■ Available records
--------
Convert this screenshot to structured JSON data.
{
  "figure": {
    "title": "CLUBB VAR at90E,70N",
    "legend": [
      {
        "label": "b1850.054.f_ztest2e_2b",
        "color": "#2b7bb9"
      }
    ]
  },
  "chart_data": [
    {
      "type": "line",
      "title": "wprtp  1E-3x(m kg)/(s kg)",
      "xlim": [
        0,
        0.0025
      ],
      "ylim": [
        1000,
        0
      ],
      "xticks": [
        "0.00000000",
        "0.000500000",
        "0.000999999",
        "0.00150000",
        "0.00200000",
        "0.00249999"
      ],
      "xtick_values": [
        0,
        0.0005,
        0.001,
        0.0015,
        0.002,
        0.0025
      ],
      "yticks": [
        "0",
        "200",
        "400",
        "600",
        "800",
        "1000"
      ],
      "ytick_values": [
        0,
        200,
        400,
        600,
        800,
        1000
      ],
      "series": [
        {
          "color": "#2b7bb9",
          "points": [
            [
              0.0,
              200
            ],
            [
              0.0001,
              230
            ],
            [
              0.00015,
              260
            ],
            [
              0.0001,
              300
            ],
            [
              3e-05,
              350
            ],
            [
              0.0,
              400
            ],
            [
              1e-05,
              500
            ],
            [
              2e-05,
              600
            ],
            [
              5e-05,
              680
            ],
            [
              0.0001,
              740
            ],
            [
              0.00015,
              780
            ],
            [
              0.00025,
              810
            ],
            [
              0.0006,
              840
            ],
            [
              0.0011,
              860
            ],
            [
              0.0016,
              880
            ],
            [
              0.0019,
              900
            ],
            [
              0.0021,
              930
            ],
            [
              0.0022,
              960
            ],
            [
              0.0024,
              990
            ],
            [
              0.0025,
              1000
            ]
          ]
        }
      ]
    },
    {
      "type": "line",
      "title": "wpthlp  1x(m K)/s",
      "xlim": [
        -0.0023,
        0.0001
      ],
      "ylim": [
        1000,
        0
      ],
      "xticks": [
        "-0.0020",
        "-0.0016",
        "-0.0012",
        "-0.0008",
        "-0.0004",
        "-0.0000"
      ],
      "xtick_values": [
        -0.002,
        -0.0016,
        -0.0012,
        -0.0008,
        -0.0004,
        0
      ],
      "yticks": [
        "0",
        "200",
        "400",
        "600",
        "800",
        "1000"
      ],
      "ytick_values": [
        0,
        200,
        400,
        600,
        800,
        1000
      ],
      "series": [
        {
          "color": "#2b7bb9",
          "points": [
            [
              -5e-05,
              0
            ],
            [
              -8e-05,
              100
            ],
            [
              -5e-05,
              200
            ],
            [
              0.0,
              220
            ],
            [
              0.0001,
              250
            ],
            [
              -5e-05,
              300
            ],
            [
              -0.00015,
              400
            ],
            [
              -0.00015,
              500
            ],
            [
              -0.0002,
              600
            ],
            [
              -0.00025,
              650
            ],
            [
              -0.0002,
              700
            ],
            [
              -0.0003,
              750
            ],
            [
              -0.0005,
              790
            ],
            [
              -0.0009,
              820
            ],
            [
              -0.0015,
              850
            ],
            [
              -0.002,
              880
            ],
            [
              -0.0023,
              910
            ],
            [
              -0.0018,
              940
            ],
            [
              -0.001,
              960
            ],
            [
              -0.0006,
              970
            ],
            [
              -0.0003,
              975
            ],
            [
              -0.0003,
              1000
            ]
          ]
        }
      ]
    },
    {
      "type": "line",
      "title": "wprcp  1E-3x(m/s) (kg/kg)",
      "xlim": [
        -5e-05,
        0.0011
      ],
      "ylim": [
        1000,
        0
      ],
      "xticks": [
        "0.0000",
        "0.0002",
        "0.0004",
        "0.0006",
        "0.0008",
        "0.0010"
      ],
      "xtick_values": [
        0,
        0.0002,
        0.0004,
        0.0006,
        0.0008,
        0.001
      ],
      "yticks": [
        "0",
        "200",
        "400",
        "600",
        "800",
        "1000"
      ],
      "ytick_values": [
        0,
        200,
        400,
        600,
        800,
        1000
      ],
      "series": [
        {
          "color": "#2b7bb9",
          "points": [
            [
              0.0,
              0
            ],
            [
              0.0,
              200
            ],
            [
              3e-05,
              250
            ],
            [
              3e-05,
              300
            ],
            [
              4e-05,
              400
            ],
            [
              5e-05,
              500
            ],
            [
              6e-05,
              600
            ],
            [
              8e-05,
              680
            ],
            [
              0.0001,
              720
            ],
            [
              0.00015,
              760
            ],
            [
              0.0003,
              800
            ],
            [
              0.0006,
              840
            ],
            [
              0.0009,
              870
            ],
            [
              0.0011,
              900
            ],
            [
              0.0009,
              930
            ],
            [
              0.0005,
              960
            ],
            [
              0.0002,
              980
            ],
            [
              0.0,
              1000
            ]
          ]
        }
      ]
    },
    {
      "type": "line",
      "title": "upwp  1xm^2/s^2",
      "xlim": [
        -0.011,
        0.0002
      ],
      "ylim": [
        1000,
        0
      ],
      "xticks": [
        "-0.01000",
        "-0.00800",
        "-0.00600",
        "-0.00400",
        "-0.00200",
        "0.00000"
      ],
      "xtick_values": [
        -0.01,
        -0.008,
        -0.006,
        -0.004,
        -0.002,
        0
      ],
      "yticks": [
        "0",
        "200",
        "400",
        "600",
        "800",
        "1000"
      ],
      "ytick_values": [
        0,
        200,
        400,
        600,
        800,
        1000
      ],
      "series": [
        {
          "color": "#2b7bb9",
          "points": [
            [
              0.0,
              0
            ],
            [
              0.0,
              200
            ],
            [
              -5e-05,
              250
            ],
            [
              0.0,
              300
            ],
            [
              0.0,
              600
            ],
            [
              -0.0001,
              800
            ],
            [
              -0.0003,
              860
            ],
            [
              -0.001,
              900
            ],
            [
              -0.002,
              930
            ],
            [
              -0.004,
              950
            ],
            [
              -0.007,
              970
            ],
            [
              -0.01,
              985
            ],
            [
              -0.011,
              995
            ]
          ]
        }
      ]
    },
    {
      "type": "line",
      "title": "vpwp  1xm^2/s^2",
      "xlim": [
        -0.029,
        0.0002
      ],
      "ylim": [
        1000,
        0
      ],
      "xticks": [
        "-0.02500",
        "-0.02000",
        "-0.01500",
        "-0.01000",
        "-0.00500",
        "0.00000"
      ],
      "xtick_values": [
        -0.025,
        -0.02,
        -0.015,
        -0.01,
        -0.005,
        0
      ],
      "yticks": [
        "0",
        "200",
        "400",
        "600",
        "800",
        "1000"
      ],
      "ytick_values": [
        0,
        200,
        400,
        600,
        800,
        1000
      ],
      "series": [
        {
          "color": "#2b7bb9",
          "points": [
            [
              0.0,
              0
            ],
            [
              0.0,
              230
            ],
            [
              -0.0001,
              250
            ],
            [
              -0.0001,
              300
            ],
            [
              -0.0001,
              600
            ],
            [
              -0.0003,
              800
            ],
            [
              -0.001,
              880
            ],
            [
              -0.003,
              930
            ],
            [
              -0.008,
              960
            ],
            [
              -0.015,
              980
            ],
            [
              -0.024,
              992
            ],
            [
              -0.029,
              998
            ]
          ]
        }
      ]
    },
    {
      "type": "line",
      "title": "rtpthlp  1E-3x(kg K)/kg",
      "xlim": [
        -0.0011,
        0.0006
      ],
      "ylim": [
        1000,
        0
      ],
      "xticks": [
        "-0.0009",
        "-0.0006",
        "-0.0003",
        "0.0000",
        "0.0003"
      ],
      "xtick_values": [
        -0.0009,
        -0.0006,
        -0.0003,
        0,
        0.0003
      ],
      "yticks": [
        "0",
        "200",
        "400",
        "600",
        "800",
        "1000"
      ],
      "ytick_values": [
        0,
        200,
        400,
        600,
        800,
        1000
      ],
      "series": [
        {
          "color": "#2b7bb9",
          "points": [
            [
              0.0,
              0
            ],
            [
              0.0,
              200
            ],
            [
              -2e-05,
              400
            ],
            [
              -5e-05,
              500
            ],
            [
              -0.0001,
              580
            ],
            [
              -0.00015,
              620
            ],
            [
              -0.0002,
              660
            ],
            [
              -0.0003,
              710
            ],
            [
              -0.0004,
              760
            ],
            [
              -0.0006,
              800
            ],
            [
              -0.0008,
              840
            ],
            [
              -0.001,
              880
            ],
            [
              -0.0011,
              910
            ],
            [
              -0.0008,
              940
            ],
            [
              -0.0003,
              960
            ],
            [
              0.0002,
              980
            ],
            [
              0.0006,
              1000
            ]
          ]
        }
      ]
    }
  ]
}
--------
■ Description of the task
Pick out all the lines with the word "title" in them and copy them.

■ Expected answer
    "title": "CLUBB VAR at90E,70N",
      "title": "wprtp  1E-3x(m kg)/(s kg)",
      "title": "wpthlp  1x(m K)/s",
      "title": "wprcp  1E-3x(m/s) (kg/kg)",
      "title": "upwp  1xm^2/s^2",
      "title": "vpwp  1xm^2/s^2",
      "title": "rtpthlp  1E-3x(kg K)/kg",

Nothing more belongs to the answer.